— BEGIN Dataset entries —

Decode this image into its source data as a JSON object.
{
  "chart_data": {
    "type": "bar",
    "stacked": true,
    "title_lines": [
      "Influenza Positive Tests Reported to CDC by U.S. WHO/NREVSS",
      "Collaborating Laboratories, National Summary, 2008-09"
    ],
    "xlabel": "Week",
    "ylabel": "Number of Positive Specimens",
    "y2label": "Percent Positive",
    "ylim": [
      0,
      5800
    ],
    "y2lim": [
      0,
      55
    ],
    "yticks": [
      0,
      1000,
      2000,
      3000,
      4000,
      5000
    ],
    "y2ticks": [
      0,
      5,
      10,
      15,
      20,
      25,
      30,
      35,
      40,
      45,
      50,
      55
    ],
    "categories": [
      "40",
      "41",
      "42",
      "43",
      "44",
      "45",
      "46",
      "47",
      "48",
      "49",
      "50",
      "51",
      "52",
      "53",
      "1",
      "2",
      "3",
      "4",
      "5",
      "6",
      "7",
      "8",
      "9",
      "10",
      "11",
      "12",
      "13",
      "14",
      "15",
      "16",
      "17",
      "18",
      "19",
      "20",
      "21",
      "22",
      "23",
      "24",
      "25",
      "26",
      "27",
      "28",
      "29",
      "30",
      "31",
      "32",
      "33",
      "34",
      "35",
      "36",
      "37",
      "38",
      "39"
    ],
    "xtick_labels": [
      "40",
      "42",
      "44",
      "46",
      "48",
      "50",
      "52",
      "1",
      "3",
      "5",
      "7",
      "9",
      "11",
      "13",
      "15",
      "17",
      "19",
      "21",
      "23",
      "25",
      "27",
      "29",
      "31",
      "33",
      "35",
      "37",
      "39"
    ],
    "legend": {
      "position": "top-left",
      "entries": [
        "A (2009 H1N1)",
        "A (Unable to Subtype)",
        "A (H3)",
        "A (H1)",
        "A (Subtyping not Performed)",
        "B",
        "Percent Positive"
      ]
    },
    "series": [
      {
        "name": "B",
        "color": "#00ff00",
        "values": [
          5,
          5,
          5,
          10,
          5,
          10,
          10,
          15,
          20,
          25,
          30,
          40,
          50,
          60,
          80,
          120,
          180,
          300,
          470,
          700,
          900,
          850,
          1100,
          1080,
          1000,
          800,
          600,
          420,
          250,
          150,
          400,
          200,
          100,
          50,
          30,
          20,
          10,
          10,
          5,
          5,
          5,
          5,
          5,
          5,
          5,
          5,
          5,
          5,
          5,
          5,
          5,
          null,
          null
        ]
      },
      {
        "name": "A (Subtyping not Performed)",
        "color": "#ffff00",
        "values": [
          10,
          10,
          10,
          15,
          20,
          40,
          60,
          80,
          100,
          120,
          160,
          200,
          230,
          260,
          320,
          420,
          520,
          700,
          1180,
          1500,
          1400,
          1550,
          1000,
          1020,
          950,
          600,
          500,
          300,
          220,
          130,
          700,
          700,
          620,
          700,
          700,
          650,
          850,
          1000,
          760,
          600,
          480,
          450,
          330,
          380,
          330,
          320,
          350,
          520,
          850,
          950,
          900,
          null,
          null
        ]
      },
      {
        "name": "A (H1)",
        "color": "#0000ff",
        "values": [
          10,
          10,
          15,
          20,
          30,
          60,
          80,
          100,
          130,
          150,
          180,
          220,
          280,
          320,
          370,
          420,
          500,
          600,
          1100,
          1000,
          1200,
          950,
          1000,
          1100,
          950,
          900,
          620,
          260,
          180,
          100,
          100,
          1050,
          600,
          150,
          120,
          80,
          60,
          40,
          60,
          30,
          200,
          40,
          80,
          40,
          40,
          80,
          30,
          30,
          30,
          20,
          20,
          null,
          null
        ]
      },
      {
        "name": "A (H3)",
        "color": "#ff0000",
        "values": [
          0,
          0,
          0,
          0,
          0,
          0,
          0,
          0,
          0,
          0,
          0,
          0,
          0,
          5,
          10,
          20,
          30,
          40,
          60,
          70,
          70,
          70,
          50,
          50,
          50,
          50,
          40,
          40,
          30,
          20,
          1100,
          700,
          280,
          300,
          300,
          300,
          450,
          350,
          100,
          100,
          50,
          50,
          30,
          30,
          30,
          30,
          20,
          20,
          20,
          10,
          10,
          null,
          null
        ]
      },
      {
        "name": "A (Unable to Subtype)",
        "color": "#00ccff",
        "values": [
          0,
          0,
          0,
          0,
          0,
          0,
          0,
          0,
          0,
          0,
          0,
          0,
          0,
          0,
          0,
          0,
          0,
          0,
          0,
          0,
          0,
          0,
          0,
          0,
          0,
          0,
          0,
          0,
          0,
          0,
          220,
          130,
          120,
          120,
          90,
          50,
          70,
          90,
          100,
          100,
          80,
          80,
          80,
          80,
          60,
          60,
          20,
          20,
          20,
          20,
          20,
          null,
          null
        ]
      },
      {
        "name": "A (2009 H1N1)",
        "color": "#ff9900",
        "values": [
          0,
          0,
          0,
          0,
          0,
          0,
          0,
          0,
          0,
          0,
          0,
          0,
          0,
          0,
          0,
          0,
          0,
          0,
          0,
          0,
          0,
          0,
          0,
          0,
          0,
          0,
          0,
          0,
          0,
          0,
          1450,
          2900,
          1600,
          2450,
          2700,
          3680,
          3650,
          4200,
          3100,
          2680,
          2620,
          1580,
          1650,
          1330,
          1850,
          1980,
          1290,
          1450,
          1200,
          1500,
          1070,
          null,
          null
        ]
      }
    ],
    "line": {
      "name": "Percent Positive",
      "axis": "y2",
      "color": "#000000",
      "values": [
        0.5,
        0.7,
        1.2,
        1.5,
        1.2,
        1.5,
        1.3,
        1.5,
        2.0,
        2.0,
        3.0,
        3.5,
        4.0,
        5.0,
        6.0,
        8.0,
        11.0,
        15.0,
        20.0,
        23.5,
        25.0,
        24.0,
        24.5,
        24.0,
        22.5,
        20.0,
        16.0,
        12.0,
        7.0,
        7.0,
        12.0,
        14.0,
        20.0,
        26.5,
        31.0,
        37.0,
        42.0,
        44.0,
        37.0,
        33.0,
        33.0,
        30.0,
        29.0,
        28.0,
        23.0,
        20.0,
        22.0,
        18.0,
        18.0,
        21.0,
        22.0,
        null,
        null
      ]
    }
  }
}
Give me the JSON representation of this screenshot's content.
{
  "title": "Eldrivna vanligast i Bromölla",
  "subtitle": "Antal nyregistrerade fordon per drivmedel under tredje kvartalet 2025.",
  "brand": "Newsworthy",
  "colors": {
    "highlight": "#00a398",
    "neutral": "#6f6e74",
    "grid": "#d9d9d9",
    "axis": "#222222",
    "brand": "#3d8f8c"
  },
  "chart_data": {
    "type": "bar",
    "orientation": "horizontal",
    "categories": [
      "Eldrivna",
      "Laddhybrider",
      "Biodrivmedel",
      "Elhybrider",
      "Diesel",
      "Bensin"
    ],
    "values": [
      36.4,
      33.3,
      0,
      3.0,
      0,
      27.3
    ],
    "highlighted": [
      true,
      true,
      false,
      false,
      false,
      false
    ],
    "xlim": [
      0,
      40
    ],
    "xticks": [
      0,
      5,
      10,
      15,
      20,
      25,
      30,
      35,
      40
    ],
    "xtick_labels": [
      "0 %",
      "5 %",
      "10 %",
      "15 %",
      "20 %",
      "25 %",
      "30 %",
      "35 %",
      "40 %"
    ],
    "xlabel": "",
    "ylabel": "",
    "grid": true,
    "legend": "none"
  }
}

— END Dataset entries —

### Stated exercise
Your task is to collect every line above that contains the word "Performed".

### Reply to the exercise
        "A (Subtyping not Performed)",
        "name": "A (Subtyping not Performed)",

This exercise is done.